◆ What to do ◆
Without including any pictures, write out all the entries exactly.

# Start of Task inputs

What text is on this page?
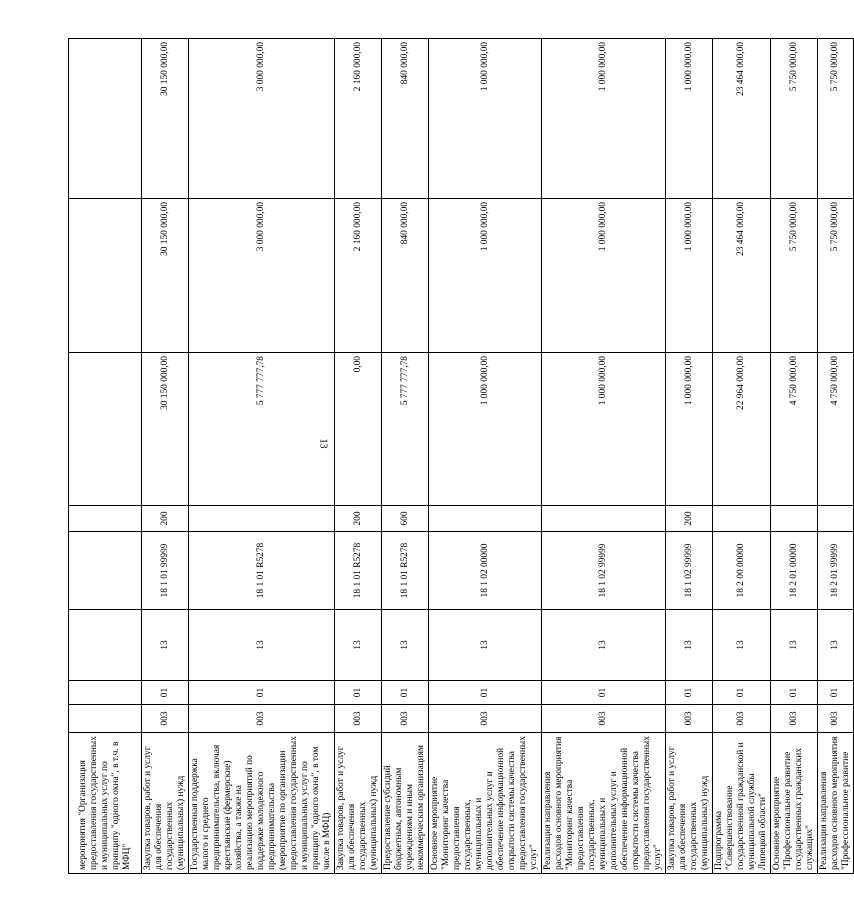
13
мероприятия "Организация предоставления государственных и муниципальных услуг по принципу "одного окна", в т.ч. в МФЦ"								
Закупка товаров, работ и услуг для обеспечения государственных (муниципальных) нужд	003	01	13	18 1 01 99999	200	30 150 000,00	30 150 000,00	30 150 000,00
Государственная поддержка малого и среднего предпринимательства, включая крестьянские (фермерские) хозяйства, а также на реализацию мероприятий по поддержке молодежного предпринимательства (мероприятие по организации предоставления государственных и муниципальных услуг по принципу "одного окна", в том числе в МФЦ)	003	01	13	18 1 01 R5278		5 777 777,78	3 000 000,00	3 000 000,00
Закупка товаров, работ и услуг для обеспечения государственных (муниципальных) нужд	003	01	13	18 1 01 R5278	200	0,00	2 160 000,00	2 160 000,00
Предоставление субсидий бюджетным, автономным учреждениям и иным некоммерческим организациям	003	01	13	18 1 01 R5278	600	5 777 777,78	840 000,00	840 000,00
Основное мероприятие "Мониторинг качества предоставления государственных, муниципальных и дополнительных услуг и обеспечение информационной открытости системы качества предоставления государственных услуг"	003	01	13	18 1 02 00000		1 000 000,00	1 000 000,00	1 000 000,00
Реализация направления расходов основного мероприятия "Мониторинг качества предоставления государственных, муниципальных и дополнительных услуг и обеспечение информационной открытости системы качества предоставления государственных услуг"	003	01	13	18 1 02 99999		1 000 000,00	1 000 000,00	1 000 000,00
Закупка товаров, работ и услуг для обеспечения государственных (муниципальных) нужд	003	01	13	18 1 02 99999	200	1 000 000,00	1 000 000,00	1 000 000,00
Подпрограмма "Совершенствование государственной гражданской и муниципальной службы Липецкой области"	003	01	13	18 2 00 00000		22 964 000,00	23 464 000,00	23 464 000,00
Основное мероприятие "Профессиональное развитие государственных гражданских служащих"	003	01	13	18 2 01 00000		4 750 000,00	5 750 000,00	5 750 000,00
Реализация направления расходов основного мероприятия "Профессиональное развитие	003	01	13	18 2 01 99999		4 750 000,00	5 750 000,00	5 750 000,00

# End of Task inputs

◆ Task output ◆
What text is on this page?
13
мероприятия "Организация предоставления государственных и муниципальных услуг по принципу "одного окна", в т.ч. в МФЦ"								
Закупка товаров, работ и услуг для обеспечения государственных (муниципальных) нужд	003	01	13	18 1 01 99999	200	30 150 000,00	30 150 000,00	30 150 000,00
Государственная поддержка малого и среднего предпринимательства, включая крестьянские (фермерские) хозяйства, а также на реализацию мероприятий по поддержке молодежного предпринимательства (мероприятие по организации предоставления государственных и муниципальных услуг по принципу "одного окна", в том числе в МФЦ)	003	01	13	18 1 01 R5278		5 777 777,78	3 000 000,00	3 000 000,00
Закупка товаров, работ и услуг для обеспечения государственных (муниципальных) нужд	003	01	13	18 1 01 R5278	200	0,00	2 160 000,00	2 160 000,00
Предоставление субсидий бюджетным, автономным учреждениям и иным некоммерческим организациям	003	01	13	18 1 01 R5278	600	5 777 777,78	840 000,00	840 000,00
Основное мероприятие "Мониторинг качества предоставления государственных, муниципальных и дополнительных услуг и обеспечение информационной открытости системы качества предоставления государственных услуг"	003	01	13	18 1 02 00000		1 000 000,00	1 000 000,00	1 000 000,00
Реализация направления расходов основного мероприятия "Мониторинг качества предоставления государственных, муниципальных и дополнительных услуг и обеспечение информационной открытости системы качества предоставления государственных услуг"	003	01	13	18 1 02 99999		1 000 000,00	1 000 000,00	1 000 000,00
Закупка товаров, работ и услуг для обеспечения государственных (муниципальных) нужд	003	01	13	18 1 02 99999	200	1 000 000,00	1 000 000,00	1 000 000,00
Подпрограмма "Совершенствование государственной гражданской и муниципальной службы Липецкой области"	003	01	13	18 2 00 00000		22 964 000,00	23 464 000,00	23 464 000,00
Основное мероприятие "Профессиональное развитие государственных гражданских служащих"	003	01	13	18 2 01 00000		4 750 000,00	5 750 000,00	5 750 000,00
Реализация направления расходов основного мероприятия "Профессиональное развитие	003	01	13	18 2 01 99999		4 750 000,00	5 750 000,00	5 750 000,00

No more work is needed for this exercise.